### Directions for this task
Will you transcribe the entries that follow, exactly and in full?

(Dataset excerpts)

══════════════════════════════

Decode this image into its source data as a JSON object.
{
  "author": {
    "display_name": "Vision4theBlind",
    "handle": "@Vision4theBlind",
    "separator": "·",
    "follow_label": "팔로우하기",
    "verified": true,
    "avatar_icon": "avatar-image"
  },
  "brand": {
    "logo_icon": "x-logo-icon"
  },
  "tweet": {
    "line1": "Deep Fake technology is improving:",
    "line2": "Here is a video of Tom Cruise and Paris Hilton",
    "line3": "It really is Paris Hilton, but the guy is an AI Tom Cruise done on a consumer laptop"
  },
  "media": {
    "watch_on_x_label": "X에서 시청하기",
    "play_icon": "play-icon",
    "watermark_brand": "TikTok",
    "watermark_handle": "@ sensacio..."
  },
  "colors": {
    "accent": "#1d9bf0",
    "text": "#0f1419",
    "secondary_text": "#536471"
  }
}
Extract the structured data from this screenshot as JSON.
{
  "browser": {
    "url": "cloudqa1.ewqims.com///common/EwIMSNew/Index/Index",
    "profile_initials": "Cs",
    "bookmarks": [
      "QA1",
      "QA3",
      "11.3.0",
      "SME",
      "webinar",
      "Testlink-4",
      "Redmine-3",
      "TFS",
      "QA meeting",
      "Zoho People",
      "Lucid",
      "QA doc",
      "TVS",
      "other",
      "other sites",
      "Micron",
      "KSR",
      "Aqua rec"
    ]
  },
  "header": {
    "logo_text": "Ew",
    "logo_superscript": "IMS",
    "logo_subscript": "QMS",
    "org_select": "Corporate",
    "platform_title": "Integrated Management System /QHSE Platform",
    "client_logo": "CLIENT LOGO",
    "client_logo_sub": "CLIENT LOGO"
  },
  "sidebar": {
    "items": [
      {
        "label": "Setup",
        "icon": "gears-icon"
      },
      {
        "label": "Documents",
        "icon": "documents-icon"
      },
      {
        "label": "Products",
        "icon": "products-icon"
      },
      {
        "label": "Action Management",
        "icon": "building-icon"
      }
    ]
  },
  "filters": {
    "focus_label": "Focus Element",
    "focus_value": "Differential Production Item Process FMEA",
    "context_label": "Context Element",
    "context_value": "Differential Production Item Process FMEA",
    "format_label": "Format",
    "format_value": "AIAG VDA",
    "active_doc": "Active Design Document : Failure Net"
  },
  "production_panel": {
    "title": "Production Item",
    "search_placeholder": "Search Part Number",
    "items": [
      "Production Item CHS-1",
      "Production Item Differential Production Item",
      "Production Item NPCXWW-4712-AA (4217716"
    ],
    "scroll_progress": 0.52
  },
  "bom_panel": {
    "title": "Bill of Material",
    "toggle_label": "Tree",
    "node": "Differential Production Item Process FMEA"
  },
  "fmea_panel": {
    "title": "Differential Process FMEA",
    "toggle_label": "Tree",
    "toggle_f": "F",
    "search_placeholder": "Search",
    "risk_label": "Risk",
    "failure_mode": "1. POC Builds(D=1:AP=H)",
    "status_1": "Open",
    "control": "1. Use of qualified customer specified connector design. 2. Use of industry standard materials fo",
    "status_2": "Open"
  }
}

══════════════════════════════

### Written reply
Decode this image into its source data as a JSON object.
{
  "author": {
    "display_name": "Vision4theBlind",
    "handle": "@Vision4theBlind",
    "separator": "·",
    "follow_label": "팔로우하기",
    "verified": true,
    "avatar_icon": "avatar-image"
  },
  "brand": {
    "logo_icon": "x-logo-icon"
  },
  "tweet": {
    "line1": "Deep Fake technology is improving:",
    "line2": "Here is a video of Tom Cruise and Paris Hilton",
    "line3": "It really is Paris Hilton, but the guy is an AI Tom Cruise done on a consumer laptop"
  },
  "media": {
    "watch_on_x_label": "X에서 시청하기",
    "play_icon": "play-icon",
    "watermark_brand": "TikTok",
    "watermark_handle": "@ sensacio..."
  },
  "colors": {
    "accent": "#1d9bf0",
    "text": "#0f1419",
    "secondary_text": "#536471"
  }
}
Extract the structured data from this screenshot as JSON.
{
  "browser": {
    "url": "cloudqa1.ewqims.com///common/EwIMSNew/Index/Index",
    "profile_initials": "Cs",
    "bookmarks": [
      "QA1",
      "QA3",
      "11.3.0",
      "SME",
      "webinar",
      "Testlink-4",
      "Redmine-3",
      "TFS",
      "QA meeting",
      "Zoho People",
      "Lucid",
      "QA doc",
      "TVS",
      "other",
      "other sites",
      "Micron",
      "KSR",
      "Aqua rec"
    ]
  },
  "header": {
    "logo_text": "Ew",
    "logo_superscript": "IMS",
    "logo_subscript": "QMS",
    "org_select": "Corporate",
    "platform_title": "Integrated Management System /QHSE Platform",
    "client_logo": "CLIENT LOGO",
    "client_logo_sub": "CLIENT LOGO"
  },
  "sidebar": {
    "items": [
      {
        "label": "Setup",
        "icon": "gears-icon"
      },
      {
        "label": "Documents",
        "icon": "documents-icon"
      },
      {
        "label": "Products",
        "icon": "products-icon"
      },
      {
        "label": "Action Management",
        "icon": "building-icon"
      }
    ]
  },
  "filters": {
    "focus_label": "Focus Element",
    "focus_value": "Differential Production Item Process FMEA",
    "context_label": "Context Element",
    "context_value": "Differential Production Item Process FMEA",
    "format_label": "Format",
    "format_value": "AIAG VDA",
    "active_doc": "Active Design Document : Failure Net"
  },
  "production_panel": {
    "title": "Production Item",
    "search_placeholder": "Search Part Number",
    "items": [
      "Production Item CHS-1",
      "Production Item Differential Production Item",
      "Production Item NPCXWW-4712-AA (4217716"
    ],
    "scroll_progress": 0.52
  },
  "bom_panel": {
    "title": "Bill of Material",
    "toggle_label": "Tree",
    "node": "Differential Production Item Process FMEA"
  },
  "fmea_panel": {
    "title": "Differential Process FMEA",
    "toggle_label": "Tree",
    "toggle_f": "F",
    "search_placeholder": "Search",
    "risk_label": "Risk",
    "failure_mode": "1. POC Builds(D=1:AP=H)",
    "status_1": "Open",
    "control": "1. Use of qualified customer specified connector design. 2. Use of industry standard materials fo",
    "status_2": "Open"
  }
}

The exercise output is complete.